_Goal_:
List all the lines in these records that hold "preview".

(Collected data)
-.-.-
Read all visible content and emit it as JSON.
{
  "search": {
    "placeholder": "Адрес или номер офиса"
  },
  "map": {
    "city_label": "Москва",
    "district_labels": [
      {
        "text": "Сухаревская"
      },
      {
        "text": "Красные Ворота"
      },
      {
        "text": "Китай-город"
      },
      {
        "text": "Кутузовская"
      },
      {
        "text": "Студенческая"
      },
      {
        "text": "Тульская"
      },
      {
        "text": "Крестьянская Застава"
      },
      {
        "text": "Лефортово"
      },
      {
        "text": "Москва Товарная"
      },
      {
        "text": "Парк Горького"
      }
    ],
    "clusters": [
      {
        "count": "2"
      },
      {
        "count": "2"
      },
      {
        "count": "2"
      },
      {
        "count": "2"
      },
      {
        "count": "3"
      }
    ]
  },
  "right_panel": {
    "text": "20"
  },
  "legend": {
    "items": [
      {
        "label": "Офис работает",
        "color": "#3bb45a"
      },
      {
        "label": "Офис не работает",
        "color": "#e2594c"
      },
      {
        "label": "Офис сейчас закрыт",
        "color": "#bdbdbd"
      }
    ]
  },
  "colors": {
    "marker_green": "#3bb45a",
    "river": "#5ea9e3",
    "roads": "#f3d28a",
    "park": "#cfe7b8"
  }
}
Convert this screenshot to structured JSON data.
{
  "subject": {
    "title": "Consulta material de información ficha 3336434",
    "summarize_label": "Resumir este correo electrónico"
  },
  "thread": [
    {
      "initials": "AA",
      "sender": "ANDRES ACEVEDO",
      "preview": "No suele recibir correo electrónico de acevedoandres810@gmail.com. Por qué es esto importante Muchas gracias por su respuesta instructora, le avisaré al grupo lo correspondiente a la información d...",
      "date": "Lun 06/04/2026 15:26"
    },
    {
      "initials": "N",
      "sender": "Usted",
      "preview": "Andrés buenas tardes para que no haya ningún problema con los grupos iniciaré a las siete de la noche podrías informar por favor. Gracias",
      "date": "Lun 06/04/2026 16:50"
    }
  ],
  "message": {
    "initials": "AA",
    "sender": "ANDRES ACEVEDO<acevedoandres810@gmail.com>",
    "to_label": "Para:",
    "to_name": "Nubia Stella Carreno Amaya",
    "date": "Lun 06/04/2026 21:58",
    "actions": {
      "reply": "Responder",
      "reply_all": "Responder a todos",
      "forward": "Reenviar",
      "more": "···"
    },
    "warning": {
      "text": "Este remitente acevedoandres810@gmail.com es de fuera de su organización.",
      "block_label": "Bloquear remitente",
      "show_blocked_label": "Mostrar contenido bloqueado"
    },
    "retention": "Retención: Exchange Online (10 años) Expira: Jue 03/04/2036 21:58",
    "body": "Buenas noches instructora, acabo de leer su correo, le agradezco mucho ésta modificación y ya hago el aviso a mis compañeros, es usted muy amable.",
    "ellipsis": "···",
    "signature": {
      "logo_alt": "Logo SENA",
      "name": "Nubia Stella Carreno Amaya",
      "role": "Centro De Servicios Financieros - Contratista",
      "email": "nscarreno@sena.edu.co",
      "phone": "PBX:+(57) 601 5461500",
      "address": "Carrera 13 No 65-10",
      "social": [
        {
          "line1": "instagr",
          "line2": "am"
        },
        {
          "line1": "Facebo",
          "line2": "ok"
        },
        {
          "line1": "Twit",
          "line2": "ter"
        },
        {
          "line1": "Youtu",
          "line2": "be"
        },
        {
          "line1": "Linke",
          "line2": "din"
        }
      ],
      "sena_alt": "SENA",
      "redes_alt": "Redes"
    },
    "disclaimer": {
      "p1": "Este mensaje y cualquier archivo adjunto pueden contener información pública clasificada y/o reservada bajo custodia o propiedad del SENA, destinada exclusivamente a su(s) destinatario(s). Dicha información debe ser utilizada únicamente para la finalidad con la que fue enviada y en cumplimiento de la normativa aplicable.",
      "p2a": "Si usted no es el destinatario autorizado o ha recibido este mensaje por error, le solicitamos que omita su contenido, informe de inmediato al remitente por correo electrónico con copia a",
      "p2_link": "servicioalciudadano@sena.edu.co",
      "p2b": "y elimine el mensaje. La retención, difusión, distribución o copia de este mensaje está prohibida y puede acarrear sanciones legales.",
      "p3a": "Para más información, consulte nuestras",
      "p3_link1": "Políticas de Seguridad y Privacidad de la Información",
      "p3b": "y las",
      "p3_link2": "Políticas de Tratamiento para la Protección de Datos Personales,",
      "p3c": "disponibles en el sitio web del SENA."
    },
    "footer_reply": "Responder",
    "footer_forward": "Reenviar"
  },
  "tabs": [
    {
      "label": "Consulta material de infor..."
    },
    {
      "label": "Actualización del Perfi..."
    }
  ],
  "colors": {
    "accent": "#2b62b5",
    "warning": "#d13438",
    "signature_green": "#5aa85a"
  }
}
-.-.-
_The result_:
      "preview": "No suele recibir correo electrónico de acevedoandres810@gmail.com. Por qué es esto importante Muchas gracias por su respuesta instructora, le avisaré al grupo lo correspondiente a la información d...",
      "preview": "Andrés buenas tardes para que no haya ningún problema con los grupos iniciaré a las siete de la noche podrías informar por favor. Gracias",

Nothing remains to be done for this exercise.